-------- Input rows --------

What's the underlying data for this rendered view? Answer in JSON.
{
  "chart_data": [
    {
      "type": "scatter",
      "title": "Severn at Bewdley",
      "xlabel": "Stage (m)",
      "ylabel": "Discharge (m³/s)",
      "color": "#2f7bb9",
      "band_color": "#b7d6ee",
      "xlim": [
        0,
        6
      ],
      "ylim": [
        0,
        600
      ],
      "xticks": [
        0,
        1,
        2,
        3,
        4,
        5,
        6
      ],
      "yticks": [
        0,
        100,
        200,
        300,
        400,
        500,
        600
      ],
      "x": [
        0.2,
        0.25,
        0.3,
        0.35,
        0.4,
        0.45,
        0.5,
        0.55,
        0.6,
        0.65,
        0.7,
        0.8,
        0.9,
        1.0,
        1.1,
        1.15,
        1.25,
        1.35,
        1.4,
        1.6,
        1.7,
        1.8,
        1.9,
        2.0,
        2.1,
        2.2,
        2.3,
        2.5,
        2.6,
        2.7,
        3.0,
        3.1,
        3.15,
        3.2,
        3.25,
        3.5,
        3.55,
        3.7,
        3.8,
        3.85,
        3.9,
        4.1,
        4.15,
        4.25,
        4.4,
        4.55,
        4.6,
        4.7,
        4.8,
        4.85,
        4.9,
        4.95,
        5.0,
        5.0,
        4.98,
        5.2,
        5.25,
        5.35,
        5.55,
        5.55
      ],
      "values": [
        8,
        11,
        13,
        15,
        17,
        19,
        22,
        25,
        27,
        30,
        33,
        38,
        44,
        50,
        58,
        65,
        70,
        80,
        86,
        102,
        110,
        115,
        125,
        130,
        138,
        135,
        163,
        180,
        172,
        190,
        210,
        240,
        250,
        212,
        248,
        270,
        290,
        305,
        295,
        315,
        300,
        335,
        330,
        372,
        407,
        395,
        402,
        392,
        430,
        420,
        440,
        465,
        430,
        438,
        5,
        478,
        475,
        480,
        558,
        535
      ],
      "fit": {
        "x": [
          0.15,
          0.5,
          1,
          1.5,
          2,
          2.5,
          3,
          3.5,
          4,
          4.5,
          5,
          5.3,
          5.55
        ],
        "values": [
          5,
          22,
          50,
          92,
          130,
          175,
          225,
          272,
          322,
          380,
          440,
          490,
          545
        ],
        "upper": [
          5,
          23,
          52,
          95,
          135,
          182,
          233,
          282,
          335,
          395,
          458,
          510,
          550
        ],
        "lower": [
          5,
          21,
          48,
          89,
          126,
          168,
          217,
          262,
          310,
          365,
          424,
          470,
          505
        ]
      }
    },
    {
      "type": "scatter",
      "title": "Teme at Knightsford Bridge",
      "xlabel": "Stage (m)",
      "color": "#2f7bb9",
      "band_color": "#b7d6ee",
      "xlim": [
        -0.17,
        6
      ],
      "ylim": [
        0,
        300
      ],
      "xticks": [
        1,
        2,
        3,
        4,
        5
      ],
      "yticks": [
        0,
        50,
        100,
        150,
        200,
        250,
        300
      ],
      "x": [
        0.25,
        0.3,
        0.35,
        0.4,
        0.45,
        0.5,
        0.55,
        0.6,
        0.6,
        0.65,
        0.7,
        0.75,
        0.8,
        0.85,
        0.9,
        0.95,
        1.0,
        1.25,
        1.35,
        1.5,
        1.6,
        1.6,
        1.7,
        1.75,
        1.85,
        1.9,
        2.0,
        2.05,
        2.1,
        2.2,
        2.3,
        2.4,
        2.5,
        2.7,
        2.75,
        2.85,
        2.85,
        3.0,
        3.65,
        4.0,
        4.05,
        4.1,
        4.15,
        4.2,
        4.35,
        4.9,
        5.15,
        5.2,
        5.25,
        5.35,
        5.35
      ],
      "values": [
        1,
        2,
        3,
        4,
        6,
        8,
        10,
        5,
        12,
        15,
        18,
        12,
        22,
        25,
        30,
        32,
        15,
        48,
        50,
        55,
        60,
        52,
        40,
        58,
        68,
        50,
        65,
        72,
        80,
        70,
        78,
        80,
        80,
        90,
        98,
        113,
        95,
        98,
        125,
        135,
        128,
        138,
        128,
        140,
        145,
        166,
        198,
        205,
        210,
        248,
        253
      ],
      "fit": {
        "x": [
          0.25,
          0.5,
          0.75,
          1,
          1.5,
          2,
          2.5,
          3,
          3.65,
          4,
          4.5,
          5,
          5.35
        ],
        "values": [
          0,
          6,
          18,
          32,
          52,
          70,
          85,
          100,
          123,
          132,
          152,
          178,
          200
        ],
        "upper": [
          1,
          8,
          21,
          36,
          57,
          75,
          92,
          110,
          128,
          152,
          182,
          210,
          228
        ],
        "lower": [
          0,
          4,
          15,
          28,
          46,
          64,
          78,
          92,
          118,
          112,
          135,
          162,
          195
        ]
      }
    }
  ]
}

--------

Find the word "title" in the entries, and copy every line it shows up in.

_Response_.
      "title": "Severn at Bewdley",
      "title": "Teme at Knightsford Bridge",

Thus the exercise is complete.